§ **Written task**:
Transcribe every line of the records verbatim.

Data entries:

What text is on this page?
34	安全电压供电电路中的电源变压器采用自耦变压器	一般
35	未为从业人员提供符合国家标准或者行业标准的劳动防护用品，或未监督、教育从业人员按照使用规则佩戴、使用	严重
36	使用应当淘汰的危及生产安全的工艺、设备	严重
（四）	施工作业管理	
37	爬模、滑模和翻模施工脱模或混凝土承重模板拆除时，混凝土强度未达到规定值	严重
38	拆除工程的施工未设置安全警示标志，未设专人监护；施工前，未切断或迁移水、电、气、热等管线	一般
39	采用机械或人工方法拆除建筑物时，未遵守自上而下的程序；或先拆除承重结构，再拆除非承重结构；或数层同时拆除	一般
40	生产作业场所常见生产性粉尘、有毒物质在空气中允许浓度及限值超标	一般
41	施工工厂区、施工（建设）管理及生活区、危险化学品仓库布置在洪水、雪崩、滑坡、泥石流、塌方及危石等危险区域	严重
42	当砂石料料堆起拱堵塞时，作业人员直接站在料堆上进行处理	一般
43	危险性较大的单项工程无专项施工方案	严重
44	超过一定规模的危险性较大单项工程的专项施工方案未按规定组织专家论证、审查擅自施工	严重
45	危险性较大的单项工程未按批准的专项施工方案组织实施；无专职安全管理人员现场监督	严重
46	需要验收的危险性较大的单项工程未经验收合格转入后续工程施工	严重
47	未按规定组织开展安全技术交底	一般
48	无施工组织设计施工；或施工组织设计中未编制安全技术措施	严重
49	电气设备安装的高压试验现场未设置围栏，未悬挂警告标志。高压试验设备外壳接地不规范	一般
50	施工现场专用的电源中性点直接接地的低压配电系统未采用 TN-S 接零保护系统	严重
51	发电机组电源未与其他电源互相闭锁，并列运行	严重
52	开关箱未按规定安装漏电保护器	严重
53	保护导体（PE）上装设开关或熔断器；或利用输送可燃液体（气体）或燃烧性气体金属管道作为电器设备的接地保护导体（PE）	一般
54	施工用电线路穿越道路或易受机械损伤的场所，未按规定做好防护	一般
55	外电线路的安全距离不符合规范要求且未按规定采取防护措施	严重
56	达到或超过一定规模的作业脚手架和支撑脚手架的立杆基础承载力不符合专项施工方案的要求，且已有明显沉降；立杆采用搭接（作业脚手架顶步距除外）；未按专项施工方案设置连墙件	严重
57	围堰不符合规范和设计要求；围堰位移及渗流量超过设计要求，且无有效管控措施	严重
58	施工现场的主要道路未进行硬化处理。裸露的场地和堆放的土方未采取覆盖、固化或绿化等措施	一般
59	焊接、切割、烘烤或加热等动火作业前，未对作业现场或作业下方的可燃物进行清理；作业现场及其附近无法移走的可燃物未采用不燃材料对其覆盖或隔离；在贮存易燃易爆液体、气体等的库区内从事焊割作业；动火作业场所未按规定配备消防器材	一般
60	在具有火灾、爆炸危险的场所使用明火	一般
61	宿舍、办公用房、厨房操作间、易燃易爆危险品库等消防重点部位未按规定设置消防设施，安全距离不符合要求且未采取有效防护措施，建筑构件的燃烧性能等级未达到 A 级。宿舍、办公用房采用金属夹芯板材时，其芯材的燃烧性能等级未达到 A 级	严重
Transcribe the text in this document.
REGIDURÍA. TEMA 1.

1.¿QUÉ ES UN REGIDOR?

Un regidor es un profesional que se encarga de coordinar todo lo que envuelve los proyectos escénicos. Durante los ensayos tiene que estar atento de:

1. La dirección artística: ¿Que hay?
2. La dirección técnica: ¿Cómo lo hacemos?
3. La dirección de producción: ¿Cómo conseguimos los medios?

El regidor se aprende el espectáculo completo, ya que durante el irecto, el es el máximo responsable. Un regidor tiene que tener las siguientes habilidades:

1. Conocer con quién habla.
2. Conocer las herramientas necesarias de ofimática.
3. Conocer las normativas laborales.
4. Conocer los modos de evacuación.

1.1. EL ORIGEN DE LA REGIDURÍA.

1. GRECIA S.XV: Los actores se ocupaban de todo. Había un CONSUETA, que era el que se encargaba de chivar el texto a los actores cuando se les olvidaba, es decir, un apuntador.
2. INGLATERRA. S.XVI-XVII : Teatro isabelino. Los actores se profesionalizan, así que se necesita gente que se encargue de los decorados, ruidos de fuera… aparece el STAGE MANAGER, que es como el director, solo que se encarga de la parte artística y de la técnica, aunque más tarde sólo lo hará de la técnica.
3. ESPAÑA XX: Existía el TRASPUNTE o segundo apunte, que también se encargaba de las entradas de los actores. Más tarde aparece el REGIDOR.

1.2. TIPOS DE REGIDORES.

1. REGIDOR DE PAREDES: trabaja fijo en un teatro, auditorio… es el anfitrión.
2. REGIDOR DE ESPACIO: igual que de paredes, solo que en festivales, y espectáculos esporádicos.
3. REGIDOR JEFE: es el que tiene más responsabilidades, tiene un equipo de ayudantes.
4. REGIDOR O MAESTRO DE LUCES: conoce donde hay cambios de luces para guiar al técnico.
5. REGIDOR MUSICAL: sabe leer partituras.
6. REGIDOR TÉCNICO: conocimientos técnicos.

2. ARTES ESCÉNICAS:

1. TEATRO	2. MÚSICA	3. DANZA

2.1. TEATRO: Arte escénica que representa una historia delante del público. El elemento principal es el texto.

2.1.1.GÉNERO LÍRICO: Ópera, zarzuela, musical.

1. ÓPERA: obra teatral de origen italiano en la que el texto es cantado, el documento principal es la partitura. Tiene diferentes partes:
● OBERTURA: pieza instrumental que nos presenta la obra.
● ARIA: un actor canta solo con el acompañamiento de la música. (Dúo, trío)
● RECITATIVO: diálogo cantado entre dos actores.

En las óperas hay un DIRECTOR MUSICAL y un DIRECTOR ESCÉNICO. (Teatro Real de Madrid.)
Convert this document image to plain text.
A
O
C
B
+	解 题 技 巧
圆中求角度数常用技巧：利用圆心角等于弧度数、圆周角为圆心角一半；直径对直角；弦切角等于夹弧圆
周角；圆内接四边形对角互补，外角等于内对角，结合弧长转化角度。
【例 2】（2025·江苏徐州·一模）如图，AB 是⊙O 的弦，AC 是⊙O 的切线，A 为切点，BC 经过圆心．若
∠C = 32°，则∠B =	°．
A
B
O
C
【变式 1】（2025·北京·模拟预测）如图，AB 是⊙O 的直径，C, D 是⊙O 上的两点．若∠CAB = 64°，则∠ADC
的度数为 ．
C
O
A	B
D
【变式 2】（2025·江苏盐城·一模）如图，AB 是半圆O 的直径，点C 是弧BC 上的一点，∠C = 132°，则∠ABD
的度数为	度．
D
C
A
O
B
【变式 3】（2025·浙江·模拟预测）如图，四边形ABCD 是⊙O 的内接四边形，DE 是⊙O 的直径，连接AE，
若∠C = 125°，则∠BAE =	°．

§ **In response**:
What text is on this page?
34	安全电压供电电路中的电源变压器采用自耦变压器	一般
35	未为从业人员提供符合国家标准或者行业标准的劳动防护用品，或未监督、教育从业人员按照使用规则佩戴、使用	严重
36	使用应当淘汰的危及生产安全的工艺、设备	严重
（四）	施工作业管理	
37	爬模、滑模和翻模施工脱模或混凝土承重模板拆除时，混凝土强度未达到规定值	严重
38	拆除工程的施工未设置安全警示标志，未设专人监护；施工前，未切断或迁移水、电、气、热等管线	一般
39	采用机械或人工方法拆除建筑物时，未遵守自上而下的程序；或先拆除承重结构，再拆除非承重结构；或数层同时拆除	一般
40	生产作业场所常见生产性粉尘、有毒物质在空气中允许浓度及限值超标	一般
41	施工工厂区、施工（建设）管理及生活区、危险化学品仓库布置在洪水、雪崩、滑坡、泥石流、塌方及危石等危险区域	严重
42	当砂石料料堆起拱堵塞时，作业人员直接站在料堆上进行处理	一般
43	危险性较大的单项工程无专项施工方案	严重
44	超过一定规模的危险性较大单项工程的专项施工方案未按规定组织专家论证、审查擅自施工	严重
45	危险性较大的单项工程未按批准的专项施工方案组织实施；无专职安全管理人员现场监督	严重
46	需要验收的危险性较大的单项工程未经验收合格转入后续工程施工	严重
47	未按规定组织开展安全技术交底	一般
48	无施工组织设计施工；或施工组织设计中未编制安全技术措施	严重
49	电气设备安装的高压试验现场未设置围栏，未悬挂警告标志。高压试验设备外壳接地不规范	一般
50	施工现场专用的电源中性点直接接地的低压配电系统未采用 TN-S 接零保护系统	严重
51	发电机组电源未与其他电源互相闭锁，并列运行	严重
52	开关箱未按规定安装漏电保护器	严重
53	保护导体（PE）上装设开关或熔断器；或利用输送可燃液体（气体）或燃烧性气体金属管道作为电器设备的接地保护导体（PE）	一般
54	施工用电线路穿越道路或易受机械损伤的场所，未按规定做好防护	一般
55	外电线路的安全距离不符合规范要求且未按规定采取防护措施	严重
56	达到或超过一定规模的作业脚手架和支撑脚手架的立杆基础承载力不符合专项施工方案的要求，且已有明显沉降；立杆采用搭接（作业脚手架顶步距除外）；未按专项施工方案设置连墙件	严重
57	围堰不符合规范和设计要求；围堰位移及渗流量超过设计要求，且无有效管控措施	严重
58	施工现场的主要道路未进行硬化处理。裸露的场地和堆放的土方未采取覆盖、固化或绿化等措施	一般
59	焊接、切割、烘烤或加热等动火作业前，未对作业现场或作业下方的可燃物进行清理；作业现场及其附近无法移走的可燃物未采用不燃材料对其覆盖或隔离；在贮存易燃易爆液体、气体等的库区内从事焊割作业；动火作业场所未按规定配备消防器材	一般
60	在具有火灾、爆炸危险的场所使用明火	一般
61	宿舍、办公用房、厨房操作间、易燃易爆危险品库等消防重点部位未按规定设置消防设施，安全距离不符合要求且未采取有效防护措施，建筑构件的燃烧性能等级未达到 A 级。宿舍、办公用房采用金属夹芯板材时，其芯材的燃烧性能等级未达到 A 级	严重
Transcribe the text in this document.
REGIDURÍA. TEMA 1.

1.¿QUÉ ES UN REGIDOR?

Un regidor es un profesional que se encarga de coordinar todo lo que envuelve los proyectos escénicos. Durante los ensayos tiene que estar atento de:

1. La dirección artística: ¿Que hay?
2. La dirección técnica: ¿Cómo lo hacemos?
3. La dirección de producción: ¿Cómo conseguimos los medios?

El regidor se aprende el espectáculo completo, ya que durante el irecto, el es el máximo responsable. Un regidor tiene que tener las siguientes habilidades:

1. Conocer con quién habla.
2. Conocer las herramientas necesarias de ofimática.
3. Conocer las normativas laborales.
4. Conocer los modos de evacuación.

1.1. EL ORIGEN DE LA REGIDURÍA.

1. GRECIA S.XV: Los actores se ocupaban de todo. Había un CONSUETA, que era el que se encargaba de chivar el texto a los actores cuando se les olvidaba, es decir, un apuntador.
2. INGLATERRA. S.XVI-XVII : Teatro isabelino. Los actores se profesionalizan, así que se necesita gente que se encargue de los decorados, ruidos de fuera… aparece el STAGE MANAGER, que es como el director, solo que se encarga de la parte artística y de la técnica, aunque más tarde sólo lo hará de la técnica.
3. ESPAÑA XX: Existía el TRASPUNTE o segundo apunte, que también se encargaba de las entradas de los actores. Más tarde aparece el REGIDOR.

1.2. TIPOS DE REGIDORES.

1. REGIDOR DE PAREDES: trabaja fijo en un teatro, auditorio… es el anfitrión.
2. REGIDOR DE ESPACIO: igual que de paredes, solo que en festivales, y espectáculos esporádicos.
3. REGIDOR JEFE: es el que tiene más responsabilidades, tiene un equipo de ayudantes.
4. REGIDOR O MAESTRO DE LUCES: conoce donde hay cambios de luces para guiar al técnico.
5. REGIDOR MUSICAL: sabe leer partituras.
6. REGIDOR TÉCNICO: conocimientos técnicos.

2. ARTES ESCÉNICAS:

1. TEATRO	2. MÚSICA	3. DANZA

2.1. TEATRO: Arte escénica que representa una historia delante del público. El elemento principal es el texto.

2.1.1.GÉNERO LÍRICO: Ópera, zarzuela, musical.

1. ÓPERA: obra teatral de origen italiano en la que el texto es cantado, el documento principal es la partitura. Tiene diferentes partes:
● OBERTURA: pieza instrumental que nos presenta la obra.
● ARIA: un actor canta solo con el acompañamiento de la música. (Dúo, trío)
● RECITATIVO: diálogo cantado entre dos actores.

En las óperas hay un DIRECTOR MUSICAL y un DIRECTOR ESCÉNICO. (Teatro Real de Madrid.)
Convert this document image to plain text.
A
O
C
B
+	解 题 技 巧
圆中求角度数常用技巧：利用圆心角等于弧度数、圆周角为圆心角一半；直径对直角；弦切角等于夹弧圆
周角；圆内接四边形对角互补，外角等于内对角，结合弧长转化角度。
【例 2】（2025·江苏徐州·一模）如图，AB 是⊙O 的弦，AC 是⊙O 的切线，A 为切点，BC 经过圆心．若
∠C = 32°，则∠B =	°．
A
B
O
C
【变式 1】（2025·北京·模拟预测）如图，AB 是⊙O 的直径，C, D 是⊙O 上的两点．若∠CAB = 64°，则∠ADC
的度数为 ．
C
O
A	B
D
【变式 2】（2025·江苏盐城·一模）如图，AB 是半圆O 的直径，点C 是弧BC 上的一点，∠C = 132°，则∠ABD
的度数为	度．
D
C
A
O
B
【变式 3】（2025·浙江·模拟预测）如图，四边形ABCD 是⊙O 的内接四边形，DE 是⊙O 的直径，连接AE，
若∠C = 125°，则∠BAE =	°．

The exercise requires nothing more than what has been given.